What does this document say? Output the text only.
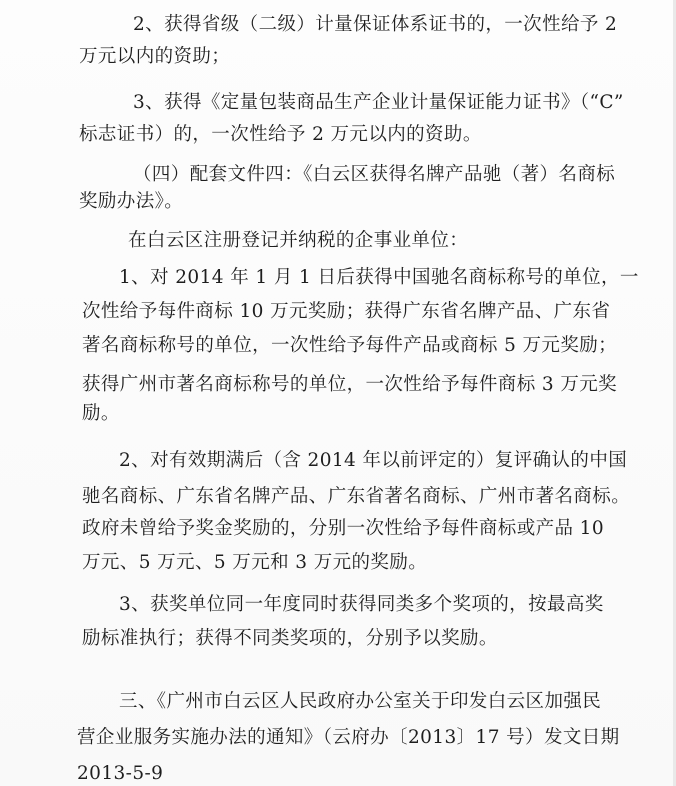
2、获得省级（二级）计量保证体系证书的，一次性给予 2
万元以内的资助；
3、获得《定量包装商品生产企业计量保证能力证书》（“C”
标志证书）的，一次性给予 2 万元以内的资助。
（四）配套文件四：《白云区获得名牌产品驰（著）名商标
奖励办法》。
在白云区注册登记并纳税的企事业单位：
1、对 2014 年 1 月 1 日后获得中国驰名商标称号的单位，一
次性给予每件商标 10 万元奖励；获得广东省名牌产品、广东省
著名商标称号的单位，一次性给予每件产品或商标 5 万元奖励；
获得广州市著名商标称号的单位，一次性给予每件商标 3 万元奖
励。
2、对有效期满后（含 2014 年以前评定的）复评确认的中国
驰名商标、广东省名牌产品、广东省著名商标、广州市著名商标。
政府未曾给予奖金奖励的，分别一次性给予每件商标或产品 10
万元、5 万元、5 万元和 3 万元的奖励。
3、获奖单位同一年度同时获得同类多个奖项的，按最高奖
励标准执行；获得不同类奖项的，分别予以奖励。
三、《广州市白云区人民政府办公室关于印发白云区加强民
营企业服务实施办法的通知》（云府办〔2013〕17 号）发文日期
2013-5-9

» Set exercise
All lines in the data that contain the word "万元奖励" should be copied.

» Response
次性给予每件商标 10 万元奖励；获得广东省名牌产品、广东省
著名商标称号的单位，一次性给予每件产品或商标 5 万元奖励；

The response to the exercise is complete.